Data items:
________________

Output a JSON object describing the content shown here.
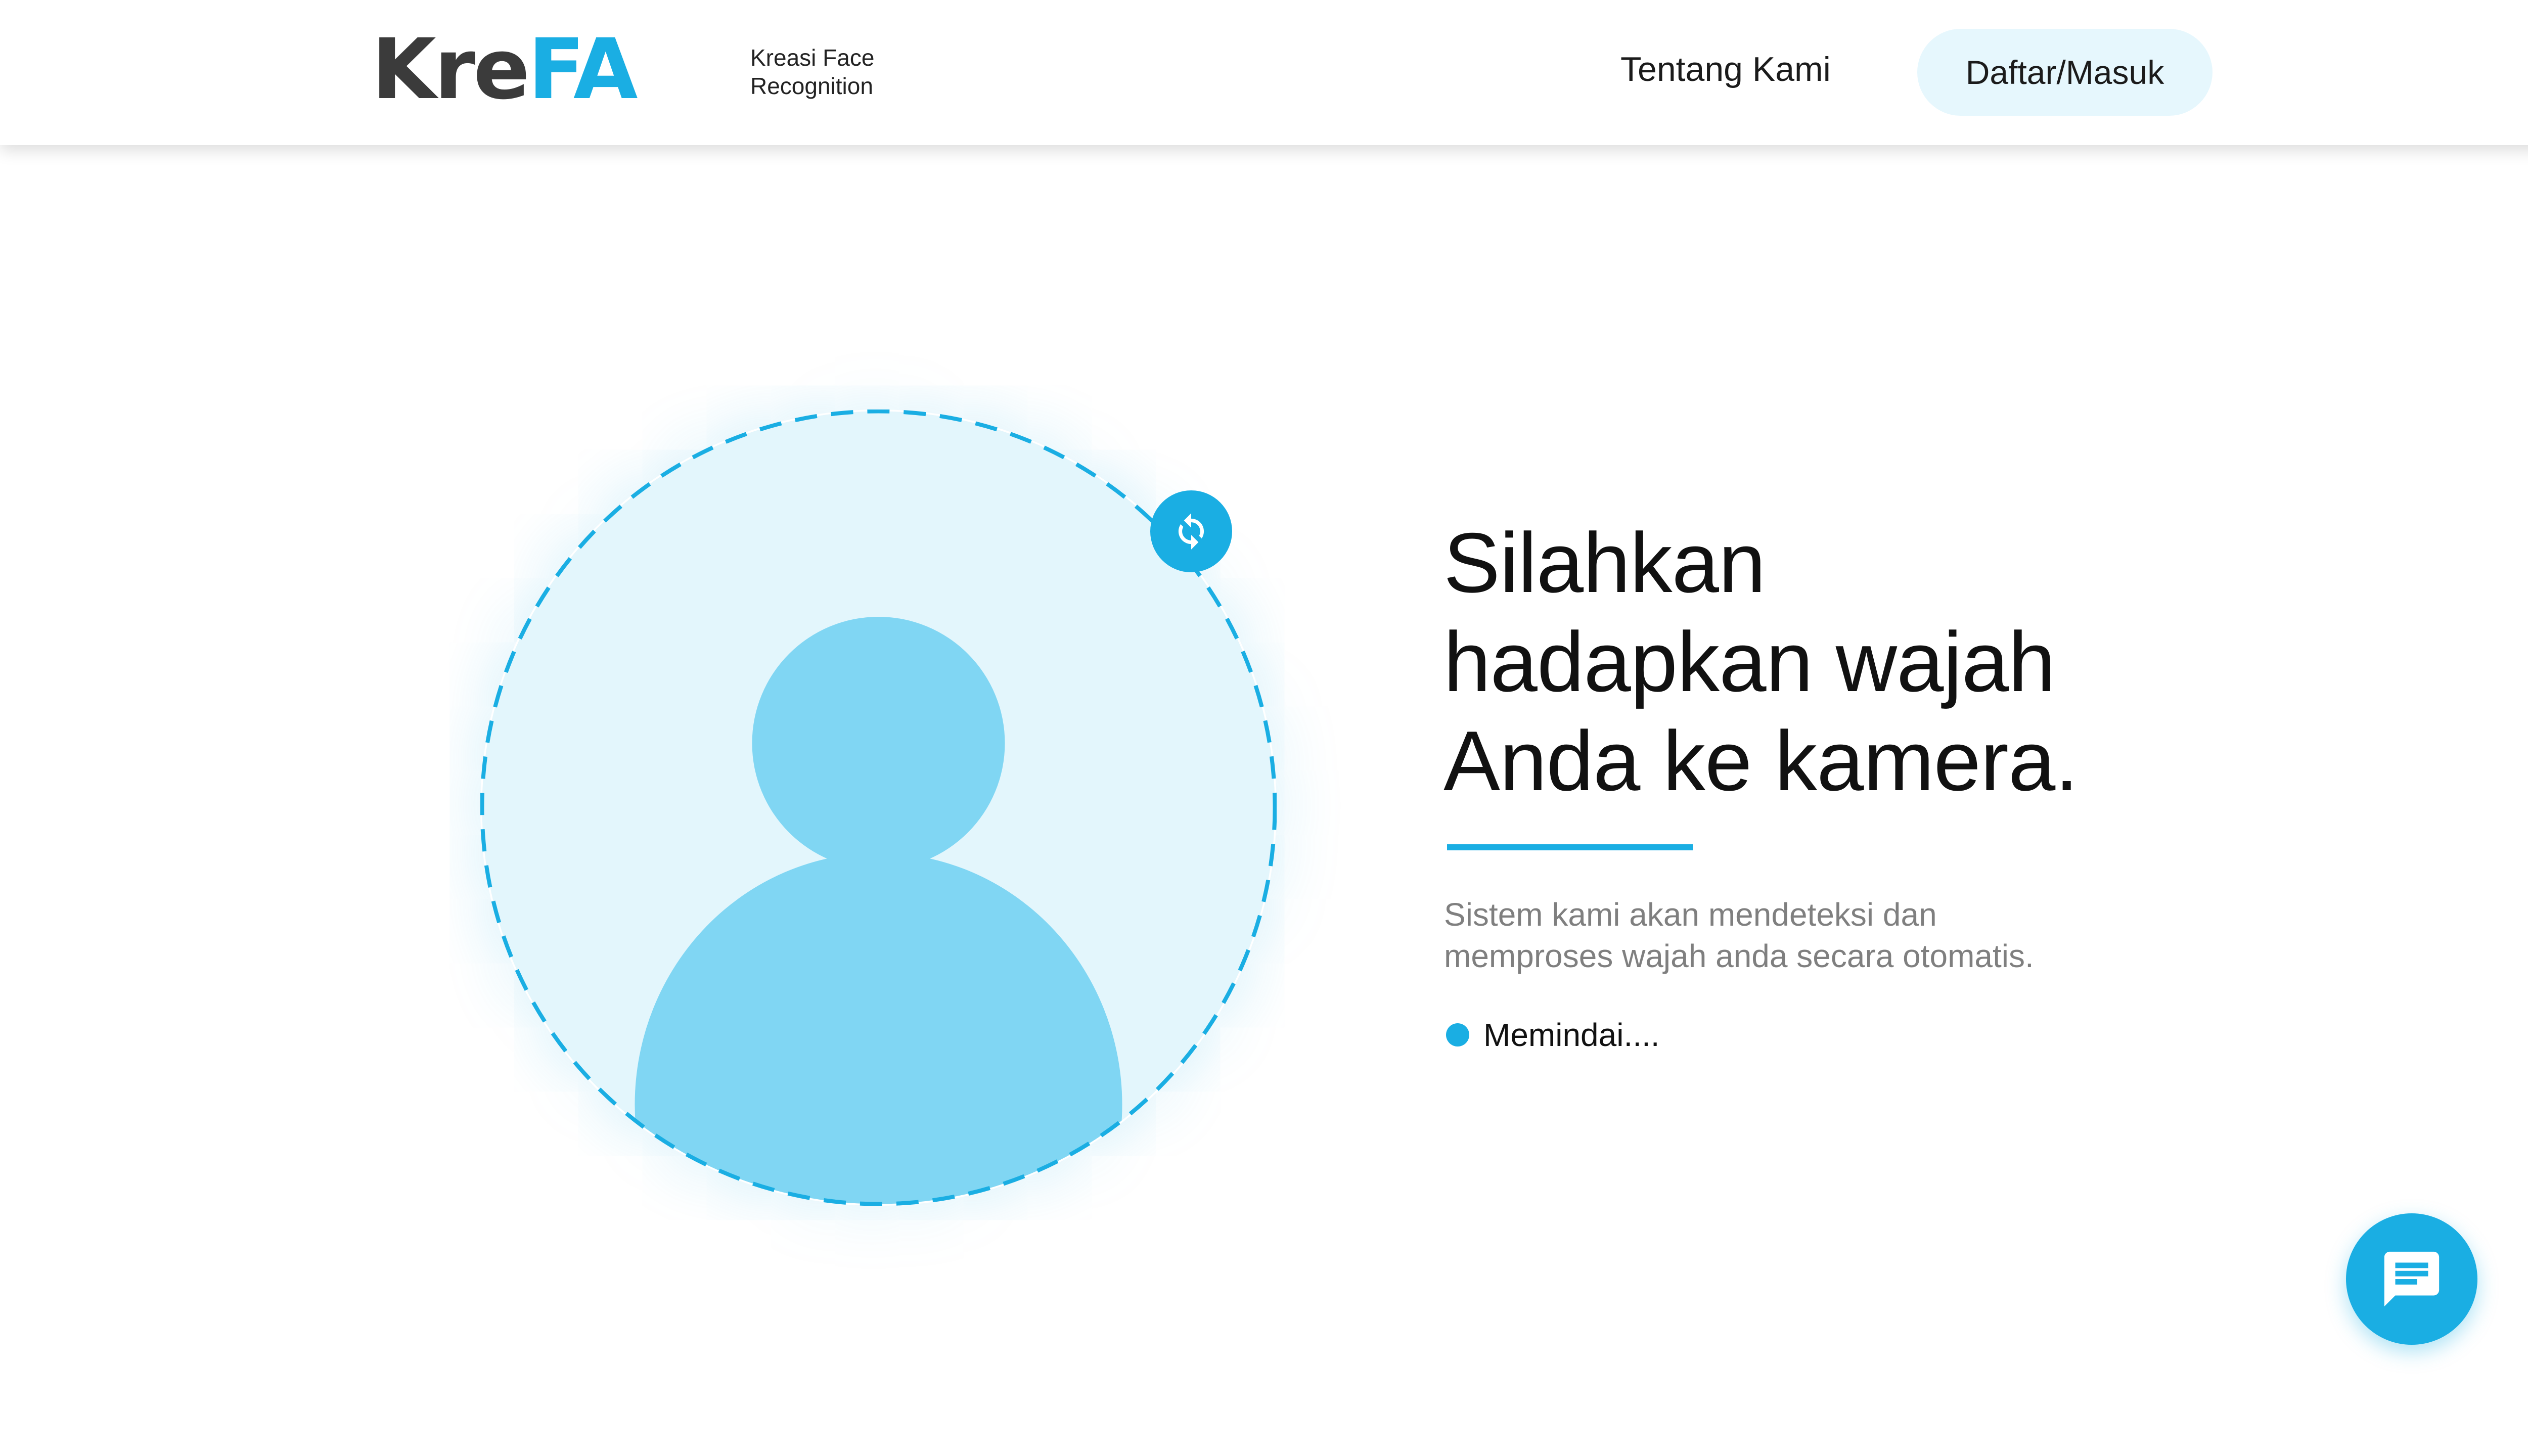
{
  "header": {
    "logo": {
      "part1": "Kre",
      "part2": "FA"
    },
    "tagline": {
      "line1": "Kreasi Face",
      "line2": "Recognition"
    },
    "nav": {
      "about_label": "Tentang Kami",
      "login_label": "Daftar/Masuk"
    }
  },
  "main": {
    "headline": {
      "line1": "Silahkan",
      "line2": "hadapkan wajah",
      "line3": "Anda ke kamera."
    },
    "description": {
      "line1": "Sistem kami akan mendeteksi dan",
      "line2": "memproses wajah anda secara otomatis."
    },
    "status_label": "Memindai...."
  },
  "icons": {
    "refresh": "refresh-icon",
    "avatar": "user-avatar-icon",
    "chat": "chat-icon"
  },
  "colors": {
    "accent": "#1aaee3",
    "circle_fill": "#e3f6fc",
    "avatar_fill": "#80d6f3",
    "logo_dark": "#3b3b3b",
    "button_bg": "#e6f7fd"
  }
}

________________

▶ **Short exercise**
Pictures stay out of the copy; please restate every record above exactly.

▶ **Response**
Output a JSON object describing the content shown here.
{
  "header": {
    "logo": {
      "part1": "Kre",
      "part2": "FA"
    },
    "tagline": {
      "line1": "Kreasi Face",
      "line2": "Recognition"
    },
    "nav": {
      "about_label": "Tentang Kami",
      "login_label": "Daftar/Masuk"
    }
  },
  "main": {
    "headline": {
      "line1": "Silahkan",
      "line2": "hadapkan wajah",
      "line3": "Anda ke kamera."
    },
    "description": {
      "line1": "Sistem kami akan mendeteksi dan",
      "line2": "memproses wajah anda secara otomatis."
    },
    "status_label": "Memindai...."
  },
  "icons": {
    "refresh": "refresh-icon",
    "avatar": "user-avatar-icon",
    "chat": "chat-icon"
  },
  "colors": {
    "accent": "#1aaee3",
    "circle_fill": "#e3f6fc",
    "avatar_fill": "#80d6f3",
    "logo_dark": "#3b3b3b",
    "button_bg": "#e6f7fd"
  }
}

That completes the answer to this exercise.